Problem to work on
Would you reproduce the entries that follow exactly as they appear?
◆ ◆ ◆ ◆
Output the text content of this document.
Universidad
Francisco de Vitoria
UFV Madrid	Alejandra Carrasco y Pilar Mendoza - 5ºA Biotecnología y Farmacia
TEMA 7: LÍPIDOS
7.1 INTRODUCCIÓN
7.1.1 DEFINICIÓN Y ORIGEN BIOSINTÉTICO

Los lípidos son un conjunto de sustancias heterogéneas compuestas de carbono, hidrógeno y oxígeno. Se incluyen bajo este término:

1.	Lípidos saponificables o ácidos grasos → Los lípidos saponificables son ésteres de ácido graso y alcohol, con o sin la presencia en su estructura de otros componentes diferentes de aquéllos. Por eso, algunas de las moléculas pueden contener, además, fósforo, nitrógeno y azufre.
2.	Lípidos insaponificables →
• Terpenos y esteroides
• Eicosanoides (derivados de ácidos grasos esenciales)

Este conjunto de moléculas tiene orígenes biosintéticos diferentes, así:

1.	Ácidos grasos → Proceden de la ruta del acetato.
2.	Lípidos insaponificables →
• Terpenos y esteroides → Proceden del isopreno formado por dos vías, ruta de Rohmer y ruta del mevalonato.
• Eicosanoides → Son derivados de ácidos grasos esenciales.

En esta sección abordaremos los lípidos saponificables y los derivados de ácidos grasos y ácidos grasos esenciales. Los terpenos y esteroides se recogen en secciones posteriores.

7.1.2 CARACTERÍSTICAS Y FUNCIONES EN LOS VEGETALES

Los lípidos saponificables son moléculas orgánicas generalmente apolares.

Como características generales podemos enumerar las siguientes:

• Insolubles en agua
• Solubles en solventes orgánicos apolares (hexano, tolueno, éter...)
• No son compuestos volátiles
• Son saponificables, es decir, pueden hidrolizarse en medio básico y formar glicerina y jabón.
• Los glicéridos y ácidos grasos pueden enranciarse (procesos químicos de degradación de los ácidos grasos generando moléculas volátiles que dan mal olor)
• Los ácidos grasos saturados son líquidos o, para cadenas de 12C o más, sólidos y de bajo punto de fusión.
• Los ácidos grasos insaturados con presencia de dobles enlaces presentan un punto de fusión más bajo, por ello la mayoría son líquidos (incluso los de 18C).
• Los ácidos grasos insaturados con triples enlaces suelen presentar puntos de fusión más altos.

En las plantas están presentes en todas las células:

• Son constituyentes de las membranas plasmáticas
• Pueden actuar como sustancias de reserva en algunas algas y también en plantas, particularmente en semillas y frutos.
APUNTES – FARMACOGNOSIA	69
◆ ◆ ◆ ◆
Exercise response
Output the text content of this document.
Universidad
Francisco de Vitoria
UFV Madrid	Alejandra Carrasco y Pilar Mendoza - 5ºA Biotecnología y Farmacia
TEMA 7: LÍPIDOS
7.1 INTRODUCCIÓN
7.1.1 DEFINICIÓN Y ORIGEN BIOSINTÉTICO

Los lípidos son un conjunto de sustancias heterogéneas compuestas de carbono, hidrógeno y oxígeno. Se incluyen bajo este término:

1.	Lípidos saponificables o ácidos grasos → Los lípidos saponificables son ésteres de ácido graso y alcohol, con o sin la presencia en su estructura de otros componentes diferentes de aquéllos. Por eso, algunas de las moléculas pueden contener, además, fósforo, nitrógeno y azufre.
2.	Lípidos insaponificables →
• Terpenos y esteroides
• Eicosanoides (derivados de ácidos grasos esenciales)

Este conjunto de moléculas tiene orígenes biosintéticos diferentes, así:

1.	Ácidos grasos → Proceden de la ruta del acetato.
2.	Lípidos insaponificables →
• Terpenos y esteroides → Proceden del isopreno formado por dos vías, ruta de Rohmer y ruta del mevalonato.
• Eicosanoides → Son derivados de ácidos grasos esenciales.

En esta sección abordaremos los lípidos saponificables y los derivados de ácidos grasos y ácidos grasos esenciales. Los terpenos y esteroides se recogen en secciones posteriores.

7.1.2 CARACTERÍSTICAS Y FUNCIONES EN LOS VEGETALES

Los lípidos saponificables son moléculas orgánicas generalmente apolares.

Como características generales podemos enumerar las siguientes:

• Insolubles en agua
• Solubles en solventes orgánicos apolares (hexano, tolueno, éter...)
• No son compuestos volátiles
• Son saponificables, es decir, pueden hidrolizarse en medio básico y formar glicerina y jabón.
• Los glicéridos y ácidos grasos pueden enranciarse (procesos químicos de degradación de los ácidos grasos generando moléculas volátiles que dan mal olor)
• Los ácidos grasos saturados son líquidos o, para cadenas de 12C o más, sólidos y de bajo punto de fusión.
• Los ácidos grasos insaturados con presencia de dobles enlaces presentan un punto de fusión más bajo, por ello la mayoría son líquidos (incluso los de 18C).
• Los ácidos grasos insaturados con triples enlaces suelen presentar puntos de fusión más altos.

En las plantas están presentes en todas las células:

• Son constituyentes de las membranas plasmáticas
• Pueden actuar como sustancias de reserva en algunas algas y también en plantas, particularmente en semillas y frutos.
APUNTES – FARMACOGNOSIA	69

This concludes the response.